--- start of Records shown ---

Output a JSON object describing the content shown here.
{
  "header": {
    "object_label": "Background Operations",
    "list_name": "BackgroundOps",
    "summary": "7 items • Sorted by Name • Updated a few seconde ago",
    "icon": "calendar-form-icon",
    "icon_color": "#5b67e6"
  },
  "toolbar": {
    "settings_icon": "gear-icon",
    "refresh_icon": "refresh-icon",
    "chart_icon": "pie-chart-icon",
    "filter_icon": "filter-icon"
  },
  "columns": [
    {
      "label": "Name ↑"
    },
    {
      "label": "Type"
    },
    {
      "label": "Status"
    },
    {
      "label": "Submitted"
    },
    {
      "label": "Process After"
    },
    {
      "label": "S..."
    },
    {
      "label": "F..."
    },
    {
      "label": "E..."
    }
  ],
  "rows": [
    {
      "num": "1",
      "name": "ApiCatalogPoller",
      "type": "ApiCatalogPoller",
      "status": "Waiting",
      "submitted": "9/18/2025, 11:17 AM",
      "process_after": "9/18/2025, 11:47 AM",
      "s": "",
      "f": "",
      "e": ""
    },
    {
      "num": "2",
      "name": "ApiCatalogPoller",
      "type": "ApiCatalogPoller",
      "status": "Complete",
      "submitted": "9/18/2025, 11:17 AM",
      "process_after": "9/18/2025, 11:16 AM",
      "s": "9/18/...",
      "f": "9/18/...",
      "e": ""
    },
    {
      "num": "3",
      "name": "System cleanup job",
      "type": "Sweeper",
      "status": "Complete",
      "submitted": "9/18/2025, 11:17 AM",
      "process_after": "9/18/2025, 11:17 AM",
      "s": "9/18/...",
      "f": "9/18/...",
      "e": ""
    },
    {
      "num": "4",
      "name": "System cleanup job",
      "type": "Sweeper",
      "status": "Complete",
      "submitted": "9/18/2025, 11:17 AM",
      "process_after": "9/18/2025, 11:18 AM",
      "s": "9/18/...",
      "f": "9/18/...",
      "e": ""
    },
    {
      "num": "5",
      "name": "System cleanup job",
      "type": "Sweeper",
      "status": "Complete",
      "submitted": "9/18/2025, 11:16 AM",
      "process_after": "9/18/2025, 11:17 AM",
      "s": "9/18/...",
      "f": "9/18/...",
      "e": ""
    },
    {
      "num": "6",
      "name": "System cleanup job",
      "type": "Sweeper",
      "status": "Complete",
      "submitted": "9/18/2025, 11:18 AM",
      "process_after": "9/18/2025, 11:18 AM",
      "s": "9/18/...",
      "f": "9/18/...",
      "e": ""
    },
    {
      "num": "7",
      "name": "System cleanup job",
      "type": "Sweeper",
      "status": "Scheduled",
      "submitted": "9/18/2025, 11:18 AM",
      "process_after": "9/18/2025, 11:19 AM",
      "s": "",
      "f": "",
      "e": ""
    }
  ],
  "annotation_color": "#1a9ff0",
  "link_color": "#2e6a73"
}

--- end of Records shown ---

» **Exercise details**
Repeat the data above, word for word.

» **Finished answer**
Output a JSON object describing the content shown here.
{
  "header": {
    "object_label": "Background Operations",
    "list_name": "BackgroundOps",
    "summary": "7 items • Sorted by Name • Updated a few seconde ago",
    "icon": "calendar-form-icon",
    "icon_color": "#5b67e6"
  },
  "toolbar": {
    "settings_icon": "gear-icon",
    "refresh_icon": "refresh-icon",
    "chart_icon": "pie-chart-icon",
    "filter_icon": "filter-icon"
  },
  "columns": [
    {
      "label": "Name ↑"
    },
    {
      "label": "Type"
    },
    {
      "label": "Status"
    },
    {
      "label": "Submitted"
    },
    {
      "label": "Process After"
    },
    {
      "label": "S..."
    },
    {
      "label": "F..."
    },
    {
      "label": "E..."
    }
  ],
  "rows": [
    {
      "num": "1",
      "name": "ApiCatalogPoller",
      "type": "ApiCatalogPoller",
      "status": "Waiting",
      "submitted": "9/18/2025, 11:17 AM",
      "process_after": "9/18/2025, 11:47 AM",
      "s": "",
      "f": "",
      "e": ""
    },
    {
      "num": "2",
      "name": "ApiCatalogPoller",
      "type": "ApiCatalogPoller",
      "status": "Complete",
      "submitted": "9/18/2025, 11:17 AM",
      "process_after": "9/18/2025, 11:16 AM",
      "s": "9/18/...",
      "f": "9/18/...",
      "e": ""
    },
    {
      "num": "3",
      "name": "System cleanup job",
      "type": "Sweeper",
      "status": "Complete",
      "submitted": "9/18/2025, 11:17 AM",
      "process_after": "9/18/2025, 11:17 AM",
      "s": "9/18/...",
      "f": "9/18/...",
      "e": ""
    },
    {
      "num": "4",
      "name": "System cleanup job",
      "type": "Sweeper",
      "status": "Complete",
      "submitted": "9/18/2025, 11:17 AM",
      "process_after": "9/18/2025, 11:18 AM",
      "s": "9/18/...",
      "f": "9/18/...",
      "e": ""
    },
    {
      "num": "5",
      "name": "System cleanup job",
      "type": "Sweeper",
      "status": "Complete",
      "submitted": "9/18/2025, 11:16 AM",
      "process_after": "9/18/2025, 11:17 AM",
      "s": "9/18/...",
      "f": "9/18/...",
      "e": ""
    },
    {
      "num": "6",
      "name": "System cleanup job",
      "type": "Sweeper",
      "status": "Complete",
      "submitted": "9/18/2025, 11:18 AM",
      "process_after": "9/18/2025, 11:18 AM",
      "s": "9/18/...",
      "f": "9/18/...",
      "e": ""
    },
    {
      "num": "7",
      "name": "System cleanup job",
      "type": "Sweeper",
      "status": "Scheduled",
      "submitted": "9/18/2025, 11:18 AM",
      "process_after": "9/18/2025, 11:19 AM",
      "s": "",
      "f": "",
      "e": ""
    }
  ],
  "annotation_color": "#1a9ff0",
  "link_color": "#2e6a73"
}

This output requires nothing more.